THE TASK.
Lift out each line of the data that holds "which".

MATERIAL.
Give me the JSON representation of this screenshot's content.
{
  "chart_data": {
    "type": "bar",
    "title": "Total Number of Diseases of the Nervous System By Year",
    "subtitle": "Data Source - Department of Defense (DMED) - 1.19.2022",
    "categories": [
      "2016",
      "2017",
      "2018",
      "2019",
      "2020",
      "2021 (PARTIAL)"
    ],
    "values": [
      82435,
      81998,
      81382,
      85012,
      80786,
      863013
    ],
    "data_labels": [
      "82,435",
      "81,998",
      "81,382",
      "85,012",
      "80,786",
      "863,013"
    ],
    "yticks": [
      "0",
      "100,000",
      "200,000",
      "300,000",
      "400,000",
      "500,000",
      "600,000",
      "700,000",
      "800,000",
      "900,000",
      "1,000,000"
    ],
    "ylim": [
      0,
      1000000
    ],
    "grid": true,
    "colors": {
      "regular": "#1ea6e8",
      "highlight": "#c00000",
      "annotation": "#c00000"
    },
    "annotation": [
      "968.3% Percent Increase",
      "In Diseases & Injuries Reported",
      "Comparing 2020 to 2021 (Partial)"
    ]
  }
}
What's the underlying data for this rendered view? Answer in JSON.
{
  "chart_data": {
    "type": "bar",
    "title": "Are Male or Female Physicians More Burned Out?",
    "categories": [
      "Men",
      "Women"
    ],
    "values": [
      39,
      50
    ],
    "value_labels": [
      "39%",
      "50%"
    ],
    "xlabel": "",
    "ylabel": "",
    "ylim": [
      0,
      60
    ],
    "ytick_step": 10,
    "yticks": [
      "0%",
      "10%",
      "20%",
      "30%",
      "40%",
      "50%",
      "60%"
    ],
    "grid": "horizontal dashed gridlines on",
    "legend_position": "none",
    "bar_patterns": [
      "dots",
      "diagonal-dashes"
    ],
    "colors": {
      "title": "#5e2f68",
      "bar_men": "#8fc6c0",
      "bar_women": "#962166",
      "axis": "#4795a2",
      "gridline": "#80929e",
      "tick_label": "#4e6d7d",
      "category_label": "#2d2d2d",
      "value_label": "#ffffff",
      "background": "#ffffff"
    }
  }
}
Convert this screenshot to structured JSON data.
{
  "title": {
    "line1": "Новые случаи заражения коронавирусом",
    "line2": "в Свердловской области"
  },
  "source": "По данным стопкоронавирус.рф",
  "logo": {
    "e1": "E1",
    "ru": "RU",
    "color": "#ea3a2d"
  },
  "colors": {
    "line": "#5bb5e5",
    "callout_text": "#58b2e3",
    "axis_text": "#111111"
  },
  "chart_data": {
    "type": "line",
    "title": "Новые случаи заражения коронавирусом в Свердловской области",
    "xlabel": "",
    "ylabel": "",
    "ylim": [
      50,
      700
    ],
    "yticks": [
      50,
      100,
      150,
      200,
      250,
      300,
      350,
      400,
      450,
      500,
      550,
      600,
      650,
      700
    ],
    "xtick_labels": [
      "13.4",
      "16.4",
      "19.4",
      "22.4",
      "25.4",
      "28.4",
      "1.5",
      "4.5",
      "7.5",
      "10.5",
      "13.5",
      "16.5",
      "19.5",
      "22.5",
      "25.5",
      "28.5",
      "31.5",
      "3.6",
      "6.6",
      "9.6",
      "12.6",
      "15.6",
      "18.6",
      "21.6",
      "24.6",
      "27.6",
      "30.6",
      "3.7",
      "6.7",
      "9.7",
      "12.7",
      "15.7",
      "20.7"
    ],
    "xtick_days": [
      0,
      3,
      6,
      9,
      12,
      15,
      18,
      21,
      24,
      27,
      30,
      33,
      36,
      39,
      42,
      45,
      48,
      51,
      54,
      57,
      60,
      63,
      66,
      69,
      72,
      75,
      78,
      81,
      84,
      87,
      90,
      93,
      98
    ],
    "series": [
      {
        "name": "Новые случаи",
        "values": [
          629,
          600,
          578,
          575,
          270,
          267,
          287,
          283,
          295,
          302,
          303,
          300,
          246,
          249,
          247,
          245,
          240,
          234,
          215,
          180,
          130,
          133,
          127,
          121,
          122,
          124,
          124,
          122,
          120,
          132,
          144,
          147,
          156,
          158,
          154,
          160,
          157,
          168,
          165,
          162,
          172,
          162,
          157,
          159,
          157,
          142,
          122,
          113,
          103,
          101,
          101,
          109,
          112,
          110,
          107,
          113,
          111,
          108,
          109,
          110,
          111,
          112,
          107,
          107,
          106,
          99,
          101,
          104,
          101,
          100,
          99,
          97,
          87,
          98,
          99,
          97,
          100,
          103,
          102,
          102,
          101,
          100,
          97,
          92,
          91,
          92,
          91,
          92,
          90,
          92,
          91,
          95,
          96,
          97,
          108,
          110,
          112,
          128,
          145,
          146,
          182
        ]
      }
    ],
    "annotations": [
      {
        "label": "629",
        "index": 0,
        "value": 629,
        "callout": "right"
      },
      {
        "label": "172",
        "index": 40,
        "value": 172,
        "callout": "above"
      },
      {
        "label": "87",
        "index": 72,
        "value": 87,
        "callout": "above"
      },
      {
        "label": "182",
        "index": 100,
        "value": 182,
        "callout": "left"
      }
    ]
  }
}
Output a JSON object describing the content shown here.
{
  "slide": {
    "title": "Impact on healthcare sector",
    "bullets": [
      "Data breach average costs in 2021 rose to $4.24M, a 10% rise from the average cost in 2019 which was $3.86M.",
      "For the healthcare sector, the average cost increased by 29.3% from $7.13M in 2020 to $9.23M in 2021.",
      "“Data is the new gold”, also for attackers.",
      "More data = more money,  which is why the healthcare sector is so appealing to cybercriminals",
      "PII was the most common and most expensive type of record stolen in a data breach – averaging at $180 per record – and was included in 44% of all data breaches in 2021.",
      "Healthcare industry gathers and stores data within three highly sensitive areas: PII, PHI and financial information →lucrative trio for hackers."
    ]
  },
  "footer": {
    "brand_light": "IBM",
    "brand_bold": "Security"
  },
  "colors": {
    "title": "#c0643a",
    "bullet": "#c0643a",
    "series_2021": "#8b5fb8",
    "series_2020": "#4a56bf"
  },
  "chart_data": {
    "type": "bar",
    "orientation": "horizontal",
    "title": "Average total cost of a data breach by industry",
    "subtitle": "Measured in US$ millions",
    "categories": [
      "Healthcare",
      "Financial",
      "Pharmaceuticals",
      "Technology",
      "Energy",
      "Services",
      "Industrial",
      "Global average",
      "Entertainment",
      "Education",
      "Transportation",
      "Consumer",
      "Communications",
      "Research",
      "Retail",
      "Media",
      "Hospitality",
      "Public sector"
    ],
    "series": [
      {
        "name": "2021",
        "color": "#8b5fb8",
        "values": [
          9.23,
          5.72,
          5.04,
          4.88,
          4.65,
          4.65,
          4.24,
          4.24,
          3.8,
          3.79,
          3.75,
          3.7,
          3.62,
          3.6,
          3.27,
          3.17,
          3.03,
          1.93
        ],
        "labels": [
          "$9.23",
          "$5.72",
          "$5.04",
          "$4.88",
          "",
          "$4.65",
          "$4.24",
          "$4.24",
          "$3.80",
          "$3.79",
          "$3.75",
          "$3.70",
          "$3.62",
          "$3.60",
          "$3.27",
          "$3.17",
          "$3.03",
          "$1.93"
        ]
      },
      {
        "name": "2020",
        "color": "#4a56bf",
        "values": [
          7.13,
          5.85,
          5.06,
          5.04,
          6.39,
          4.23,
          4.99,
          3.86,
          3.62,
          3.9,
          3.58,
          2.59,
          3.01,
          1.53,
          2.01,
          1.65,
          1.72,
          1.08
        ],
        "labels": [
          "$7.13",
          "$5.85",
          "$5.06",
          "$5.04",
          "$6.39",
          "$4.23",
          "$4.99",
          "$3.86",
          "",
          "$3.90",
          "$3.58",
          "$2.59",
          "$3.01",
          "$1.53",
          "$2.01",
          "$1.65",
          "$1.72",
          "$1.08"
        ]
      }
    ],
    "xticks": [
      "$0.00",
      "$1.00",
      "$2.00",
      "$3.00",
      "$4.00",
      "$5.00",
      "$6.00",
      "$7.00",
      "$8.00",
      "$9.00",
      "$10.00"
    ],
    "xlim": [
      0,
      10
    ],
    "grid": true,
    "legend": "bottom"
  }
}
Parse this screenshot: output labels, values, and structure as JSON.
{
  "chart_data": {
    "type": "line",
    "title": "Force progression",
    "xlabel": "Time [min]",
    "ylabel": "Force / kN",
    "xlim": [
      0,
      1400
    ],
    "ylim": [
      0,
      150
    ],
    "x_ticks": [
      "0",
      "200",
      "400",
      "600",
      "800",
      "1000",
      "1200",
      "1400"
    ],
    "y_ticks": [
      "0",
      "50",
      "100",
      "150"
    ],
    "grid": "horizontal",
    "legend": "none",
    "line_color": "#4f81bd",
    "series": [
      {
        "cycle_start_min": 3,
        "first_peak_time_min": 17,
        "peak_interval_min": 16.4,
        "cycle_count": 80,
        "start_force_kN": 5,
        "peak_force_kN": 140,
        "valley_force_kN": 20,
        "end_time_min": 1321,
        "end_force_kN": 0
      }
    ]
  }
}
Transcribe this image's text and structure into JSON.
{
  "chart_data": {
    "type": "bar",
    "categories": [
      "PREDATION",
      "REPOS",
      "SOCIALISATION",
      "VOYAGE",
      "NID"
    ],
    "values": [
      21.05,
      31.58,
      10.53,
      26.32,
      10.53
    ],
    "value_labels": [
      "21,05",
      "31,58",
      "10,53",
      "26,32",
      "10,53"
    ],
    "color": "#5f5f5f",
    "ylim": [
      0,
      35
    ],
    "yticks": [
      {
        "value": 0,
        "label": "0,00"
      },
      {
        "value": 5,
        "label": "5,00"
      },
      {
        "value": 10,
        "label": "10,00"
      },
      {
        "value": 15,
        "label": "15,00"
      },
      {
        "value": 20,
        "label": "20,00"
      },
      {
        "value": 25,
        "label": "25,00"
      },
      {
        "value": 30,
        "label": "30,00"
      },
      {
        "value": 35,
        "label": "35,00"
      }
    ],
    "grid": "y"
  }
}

ANSWER IN FULL.
      "Data breach average costs in 2021 rose to $4.24M, a 10% rise from the average cost in 2019 which was $3.86M.",
      "More data = more money,  which is why the healthcare sector is so appealing to cybercriminals",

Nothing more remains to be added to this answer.